Stored entries:
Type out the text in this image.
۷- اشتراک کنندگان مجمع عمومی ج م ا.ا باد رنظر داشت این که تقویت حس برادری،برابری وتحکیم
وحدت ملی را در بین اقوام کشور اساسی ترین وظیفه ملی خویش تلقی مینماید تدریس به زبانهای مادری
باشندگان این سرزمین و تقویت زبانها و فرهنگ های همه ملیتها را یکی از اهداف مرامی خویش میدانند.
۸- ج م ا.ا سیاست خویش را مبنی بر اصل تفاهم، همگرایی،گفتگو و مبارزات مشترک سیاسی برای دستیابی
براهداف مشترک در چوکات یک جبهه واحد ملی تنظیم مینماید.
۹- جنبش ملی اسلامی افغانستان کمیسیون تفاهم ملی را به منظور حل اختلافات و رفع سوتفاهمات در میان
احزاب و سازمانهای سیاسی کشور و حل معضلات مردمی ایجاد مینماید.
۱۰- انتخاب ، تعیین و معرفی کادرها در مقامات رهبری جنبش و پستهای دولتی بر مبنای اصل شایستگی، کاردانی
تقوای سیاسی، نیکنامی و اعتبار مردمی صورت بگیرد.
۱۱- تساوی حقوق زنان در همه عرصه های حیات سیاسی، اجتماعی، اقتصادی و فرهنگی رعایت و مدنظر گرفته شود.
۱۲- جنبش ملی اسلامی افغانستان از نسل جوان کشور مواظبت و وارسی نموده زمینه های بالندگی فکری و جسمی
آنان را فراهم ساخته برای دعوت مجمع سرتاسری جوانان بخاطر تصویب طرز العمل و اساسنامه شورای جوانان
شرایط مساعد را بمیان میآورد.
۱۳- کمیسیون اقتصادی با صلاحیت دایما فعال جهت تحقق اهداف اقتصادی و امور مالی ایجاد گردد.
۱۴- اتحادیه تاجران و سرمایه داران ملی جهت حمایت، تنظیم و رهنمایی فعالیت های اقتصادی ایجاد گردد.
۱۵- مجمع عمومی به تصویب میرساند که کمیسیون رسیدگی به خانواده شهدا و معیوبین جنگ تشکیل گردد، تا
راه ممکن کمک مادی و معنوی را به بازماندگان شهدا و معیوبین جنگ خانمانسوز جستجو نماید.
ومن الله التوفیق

GOAL: Lines that hold the word "تنظیم" are the ones to return, every one of them.

SOLUTION TO THE EXERCISE:
براهداف مشترک در چوکات یک جبهه واحد ملی تنظیم مینماید.
۱۴- اتحادیه تاجران و سرمایه داران ملی جهت حمایت، تنظیم و رهنمایی فعالیت های اقتصادی ایجاد گردد.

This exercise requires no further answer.